> _STORED RECORDS_:

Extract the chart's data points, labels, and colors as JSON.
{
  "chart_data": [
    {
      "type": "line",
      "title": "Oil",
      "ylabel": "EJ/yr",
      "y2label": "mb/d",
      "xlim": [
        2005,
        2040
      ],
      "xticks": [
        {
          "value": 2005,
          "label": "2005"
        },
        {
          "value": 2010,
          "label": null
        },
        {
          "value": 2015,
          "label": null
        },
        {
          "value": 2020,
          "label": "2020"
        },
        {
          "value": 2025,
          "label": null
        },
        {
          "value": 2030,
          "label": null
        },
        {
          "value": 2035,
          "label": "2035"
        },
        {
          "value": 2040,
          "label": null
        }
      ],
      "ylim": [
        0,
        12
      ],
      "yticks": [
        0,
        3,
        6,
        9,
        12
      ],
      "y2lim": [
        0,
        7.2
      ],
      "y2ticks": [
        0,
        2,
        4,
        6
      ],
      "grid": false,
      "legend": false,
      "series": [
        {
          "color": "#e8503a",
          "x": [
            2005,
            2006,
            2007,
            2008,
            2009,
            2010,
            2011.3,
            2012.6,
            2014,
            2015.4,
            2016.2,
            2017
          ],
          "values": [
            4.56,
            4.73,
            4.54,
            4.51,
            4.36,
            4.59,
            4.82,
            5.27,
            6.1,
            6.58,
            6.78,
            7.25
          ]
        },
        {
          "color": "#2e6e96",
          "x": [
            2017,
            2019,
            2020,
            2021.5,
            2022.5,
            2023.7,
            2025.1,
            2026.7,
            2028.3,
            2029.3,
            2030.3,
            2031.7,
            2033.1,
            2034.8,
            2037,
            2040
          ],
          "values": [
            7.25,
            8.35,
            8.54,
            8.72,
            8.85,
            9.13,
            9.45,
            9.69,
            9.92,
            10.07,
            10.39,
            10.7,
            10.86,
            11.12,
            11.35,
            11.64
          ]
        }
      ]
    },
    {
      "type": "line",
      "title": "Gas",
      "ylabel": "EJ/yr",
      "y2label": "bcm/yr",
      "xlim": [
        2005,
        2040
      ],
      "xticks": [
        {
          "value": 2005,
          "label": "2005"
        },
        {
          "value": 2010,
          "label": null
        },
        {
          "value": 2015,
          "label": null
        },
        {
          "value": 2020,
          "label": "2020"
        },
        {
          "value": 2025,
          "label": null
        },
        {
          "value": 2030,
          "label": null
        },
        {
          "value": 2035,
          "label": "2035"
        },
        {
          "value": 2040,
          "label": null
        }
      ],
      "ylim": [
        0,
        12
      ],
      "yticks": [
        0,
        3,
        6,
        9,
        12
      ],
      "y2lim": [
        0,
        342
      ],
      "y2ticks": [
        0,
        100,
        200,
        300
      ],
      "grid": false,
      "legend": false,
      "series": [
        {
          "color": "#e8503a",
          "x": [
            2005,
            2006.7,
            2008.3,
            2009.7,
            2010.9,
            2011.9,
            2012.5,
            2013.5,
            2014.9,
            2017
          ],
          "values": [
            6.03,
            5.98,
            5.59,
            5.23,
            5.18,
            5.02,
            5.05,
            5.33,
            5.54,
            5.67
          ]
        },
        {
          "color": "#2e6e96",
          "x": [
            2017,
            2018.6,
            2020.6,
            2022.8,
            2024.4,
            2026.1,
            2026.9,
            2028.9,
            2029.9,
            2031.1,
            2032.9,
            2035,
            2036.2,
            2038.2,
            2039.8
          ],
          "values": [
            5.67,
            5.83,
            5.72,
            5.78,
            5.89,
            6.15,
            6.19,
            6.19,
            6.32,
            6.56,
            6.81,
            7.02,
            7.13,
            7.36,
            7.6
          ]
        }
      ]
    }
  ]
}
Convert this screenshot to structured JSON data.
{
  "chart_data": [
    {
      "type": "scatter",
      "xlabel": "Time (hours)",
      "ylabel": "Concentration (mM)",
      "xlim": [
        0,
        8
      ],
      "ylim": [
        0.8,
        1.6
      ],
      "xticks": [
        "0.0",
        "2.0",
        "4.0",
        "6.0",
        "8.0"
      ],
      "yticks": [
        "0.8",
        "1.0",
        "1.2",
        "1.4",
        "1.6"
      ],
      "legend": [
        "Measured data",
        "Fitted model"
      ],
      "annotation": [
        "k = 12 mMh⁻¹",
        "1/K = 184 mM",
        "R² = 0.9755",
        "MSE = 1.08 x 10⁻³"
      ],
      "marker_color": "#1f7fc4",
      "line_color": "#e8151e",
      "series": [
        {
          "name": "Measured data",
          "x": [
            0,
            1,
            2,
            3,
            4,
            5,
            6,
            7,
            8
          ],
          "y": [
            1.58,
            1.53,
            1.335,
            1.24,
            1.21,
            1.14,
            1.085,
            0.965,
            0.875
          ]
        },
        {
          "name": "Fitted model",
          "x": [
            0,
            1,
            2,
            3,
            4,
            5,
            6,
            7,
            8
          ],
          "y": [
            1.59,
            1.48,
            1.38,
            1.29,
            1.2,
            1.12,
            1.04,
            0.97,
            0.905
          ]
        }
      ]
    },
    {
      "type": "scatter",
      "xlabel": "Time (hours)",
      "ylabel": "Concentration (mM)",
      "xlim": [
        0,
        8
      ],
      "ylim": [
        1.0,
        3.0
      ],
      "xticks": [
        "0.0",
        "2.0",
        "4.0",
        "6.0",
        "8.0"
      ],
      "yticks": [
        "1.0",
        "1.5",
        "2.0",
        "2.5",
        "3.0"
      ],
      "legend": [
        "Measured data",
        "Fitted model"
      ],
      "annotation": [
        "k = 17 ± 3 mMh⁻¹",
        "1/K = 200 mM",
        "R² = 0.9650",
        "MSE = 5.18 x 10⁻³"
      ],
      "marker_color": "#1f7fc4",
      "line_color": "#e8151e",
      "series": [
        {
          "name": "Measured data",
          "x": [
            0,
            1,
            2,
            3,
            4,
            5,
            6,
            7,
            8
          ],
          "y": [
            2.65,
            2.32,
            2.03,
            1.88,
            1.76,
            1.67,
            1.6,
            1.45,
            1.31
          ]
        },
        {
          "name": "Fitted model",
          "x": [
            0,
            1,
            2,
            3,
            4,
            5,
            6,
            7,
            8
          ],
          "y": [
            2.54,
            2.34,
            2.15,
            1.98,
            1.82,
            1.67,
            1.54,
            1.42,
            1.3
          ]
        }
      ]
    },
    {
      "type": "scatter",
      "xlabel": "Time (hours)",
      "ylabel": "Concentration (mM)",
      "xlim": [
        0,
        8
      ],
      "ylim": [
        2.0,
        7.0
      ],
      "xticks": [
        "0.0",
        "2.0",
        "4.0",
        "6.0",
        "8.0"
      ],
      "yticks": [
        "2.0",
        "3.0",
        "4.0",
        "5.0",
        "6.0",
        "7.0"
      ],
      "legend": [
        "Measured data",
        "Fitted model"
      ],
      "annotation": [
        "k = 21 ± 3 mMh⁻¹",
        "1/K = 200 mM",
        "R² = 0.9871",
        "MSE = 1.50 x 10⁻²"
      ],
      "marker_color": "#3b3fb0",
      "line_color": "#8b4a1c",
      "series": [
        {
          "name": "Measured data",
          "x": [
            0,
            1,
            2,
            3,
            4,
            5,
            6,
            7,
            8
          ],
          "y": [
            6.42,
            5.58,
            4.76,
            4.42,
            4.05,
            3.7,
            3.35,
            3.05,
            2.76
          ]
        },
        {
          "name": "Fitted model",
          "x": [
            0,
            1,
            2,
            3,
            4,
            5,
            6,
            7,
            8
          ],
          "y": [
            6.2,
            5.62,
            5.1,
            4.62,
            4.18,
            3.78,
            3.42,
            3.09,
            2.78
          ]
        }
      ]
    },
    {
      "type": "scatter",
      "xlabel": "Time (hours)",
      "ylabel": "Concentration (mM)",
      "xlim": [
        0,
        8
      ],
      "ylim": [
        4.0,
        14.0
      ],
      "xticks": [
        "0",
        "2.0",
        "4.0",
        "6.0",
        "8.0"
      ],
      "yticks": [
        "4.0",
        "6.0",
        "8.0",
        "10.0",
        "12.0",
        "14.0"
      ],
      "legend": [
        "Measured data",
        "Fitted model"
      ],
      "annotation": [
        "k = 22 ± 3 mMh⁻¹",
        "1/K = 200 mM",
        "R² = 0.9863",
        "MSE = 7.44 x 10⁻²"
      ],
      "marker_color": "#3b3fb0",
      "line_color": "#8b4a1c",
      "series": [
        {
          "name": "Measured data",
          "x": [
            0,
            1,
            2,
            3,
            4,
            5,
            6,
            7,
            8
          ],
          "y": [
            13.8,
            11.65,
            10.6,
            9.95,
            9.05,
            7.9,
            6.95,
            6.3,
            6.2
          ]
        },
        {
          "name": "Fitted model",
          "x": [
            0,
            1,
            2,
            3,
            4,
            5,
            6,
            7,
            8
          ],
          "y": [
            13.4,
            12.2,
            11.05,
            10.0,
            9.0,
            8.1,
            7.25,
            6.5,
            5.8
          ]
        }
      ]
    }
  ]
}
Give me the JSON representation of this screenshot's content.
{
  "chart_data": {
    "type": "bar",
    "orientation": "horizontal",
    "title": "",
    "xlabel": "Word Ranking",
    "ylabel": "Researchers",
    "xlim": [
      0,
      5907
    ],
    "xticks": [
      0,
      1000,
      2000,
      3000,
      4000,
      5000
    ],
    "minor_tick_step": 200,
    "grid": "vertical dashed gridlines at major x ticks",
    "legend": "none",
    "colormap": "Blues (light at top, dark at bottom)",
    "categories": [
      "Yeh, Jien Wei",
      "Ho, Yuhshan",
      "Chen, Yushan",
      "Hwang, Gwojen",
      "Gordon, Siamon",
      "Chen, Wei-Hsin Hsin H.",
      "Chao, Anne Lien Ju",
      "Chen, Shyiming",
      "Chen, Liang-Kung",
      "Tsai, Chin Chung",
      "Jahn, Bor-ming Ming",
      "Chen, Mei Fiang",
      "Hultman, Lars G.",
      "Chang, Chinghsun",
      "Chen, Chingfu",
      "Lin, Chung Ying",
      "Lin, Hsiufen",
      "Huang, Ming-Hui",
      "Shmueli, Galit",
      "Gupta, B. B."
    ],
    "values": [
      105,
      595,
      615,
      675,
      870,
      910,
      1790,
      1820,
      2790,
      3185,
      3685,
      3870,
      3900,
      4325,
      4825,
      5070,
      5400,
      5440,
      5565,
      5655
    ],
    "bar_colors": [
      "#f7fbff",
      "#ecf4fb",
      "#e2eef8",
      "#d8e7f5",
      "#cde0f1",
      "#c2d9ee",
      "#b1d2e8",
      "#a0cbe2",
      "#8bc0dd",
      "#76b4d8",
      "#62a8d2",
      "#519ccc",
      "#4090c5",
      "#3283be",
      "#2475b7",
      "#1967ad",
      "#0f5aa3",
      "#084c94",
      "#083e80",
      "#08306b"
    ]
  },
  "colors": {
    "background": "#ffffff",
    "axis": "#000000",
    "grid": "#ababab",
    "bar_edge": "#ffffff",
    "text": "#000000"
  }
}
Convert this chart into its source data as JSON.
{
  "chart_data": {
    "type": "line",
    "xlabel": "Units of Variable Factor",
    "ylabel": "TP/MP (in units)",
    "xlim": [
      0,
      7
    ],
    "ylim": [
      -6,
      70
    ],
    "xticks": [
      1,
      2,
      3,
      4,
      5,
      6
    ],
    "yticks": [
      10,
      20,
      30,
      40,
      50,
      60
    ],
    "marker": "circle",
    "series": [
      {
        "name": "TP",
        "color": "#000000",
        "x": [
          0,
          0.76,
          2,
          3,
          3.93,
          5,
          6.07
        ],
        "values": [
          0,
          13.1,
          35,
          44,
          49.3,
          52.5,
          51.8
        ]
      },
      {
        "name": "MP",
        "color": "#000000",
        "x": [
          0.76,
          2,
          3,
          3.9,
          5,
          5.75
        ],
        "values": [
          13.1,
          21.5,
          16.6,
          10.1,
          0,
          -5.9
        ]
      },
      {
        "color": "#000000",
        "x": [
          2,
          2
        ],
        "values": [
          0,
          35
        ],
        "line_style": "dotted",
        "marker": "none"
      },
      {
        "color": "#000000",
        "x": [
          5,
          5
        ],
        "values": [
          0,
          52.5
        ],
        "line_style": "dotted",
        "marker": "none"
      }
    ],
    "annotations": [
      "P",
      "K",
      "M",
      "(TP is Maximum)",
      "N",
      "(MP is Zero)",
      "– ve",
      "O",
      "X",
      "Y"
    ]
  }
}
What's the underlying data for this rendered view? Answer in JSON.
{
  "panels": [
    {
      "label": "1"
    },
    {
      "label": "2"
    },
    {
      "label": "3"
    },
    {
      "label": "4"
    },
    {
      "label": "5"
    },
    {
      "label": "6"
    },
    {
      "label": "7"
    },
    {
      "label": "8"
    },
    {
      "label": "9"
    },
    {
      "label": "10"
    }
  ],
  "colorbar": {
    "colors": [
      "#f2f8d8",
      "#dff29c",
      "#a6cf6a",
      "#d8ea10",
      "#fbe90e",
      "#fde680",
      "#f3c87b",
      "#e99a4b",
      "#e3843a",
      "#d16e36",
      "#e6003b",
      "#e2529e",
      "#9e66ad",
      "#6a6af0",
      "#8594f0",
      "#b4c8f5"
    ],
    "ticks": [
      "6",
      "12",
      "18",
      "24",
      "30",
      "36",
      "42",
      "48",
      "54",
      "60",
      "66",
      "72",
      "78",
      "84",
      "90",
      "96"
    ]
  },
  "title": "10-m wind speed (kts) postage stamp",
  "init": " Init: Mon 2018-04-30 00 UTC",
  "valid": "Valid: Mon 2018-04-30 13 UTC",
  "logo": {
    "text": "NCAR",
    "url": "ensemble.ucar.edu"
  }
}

> _AIM_: Set down, exactly and in full, the lines from the one containing "What's the underlying" through the end of the entries; no other line belongs.

> _COMPLETED EXERCISE_:
What's the underlying data for this rendered view? Answer in JSON.
{
  "panels": [
    {
      "label": "1"
    },
    {
      "label": "2"
    },
    {
      "label": "3"
    },
    {
      "label": "4"
    },
    {
      "label": "5"
    },
    {
      "label": "6"
    },
    {
      "label": "7"
    },
    {
      "label": "8"
    },
    {
      "label": "9"
    },
    {
      "label": "10"
    }
  ],
  "colorbar": {
    "colors": [
      "#f2f8d8",
      "#dff29c",
      "#a6cf6a",
      "#d8ea10",
      "#fbe90e",
      "#fde680",
      "#f3c87b",
      "#e99a4b",
      "#e3843a",
      "#d16e36",
      "#e6003b",
      "#e2529e",
      "#9e66ad",
      "#6a6af0",
      "#8594f0",
      "#b4c8f5"
    ],
    "ticks": [
      "6",
      "12",
      "18",
      "24",
      "30",
      "36",
      "42",
      "48",
      "54",
      "60",
      "66",
      "72",
      "78",
      "84",
      "90",
      "96"
    ]
  },
  "title": "10-m wind speed (kts) postage stamp",
  "init": " Init: Mon 2018-04-30 00 UTC",
  "valid": "Valid: Mon 2018-04-30 13 UTC",
  "logo": {
    "text": "NCAR",
    "url": "ensemble.ucar.edu"
  }
}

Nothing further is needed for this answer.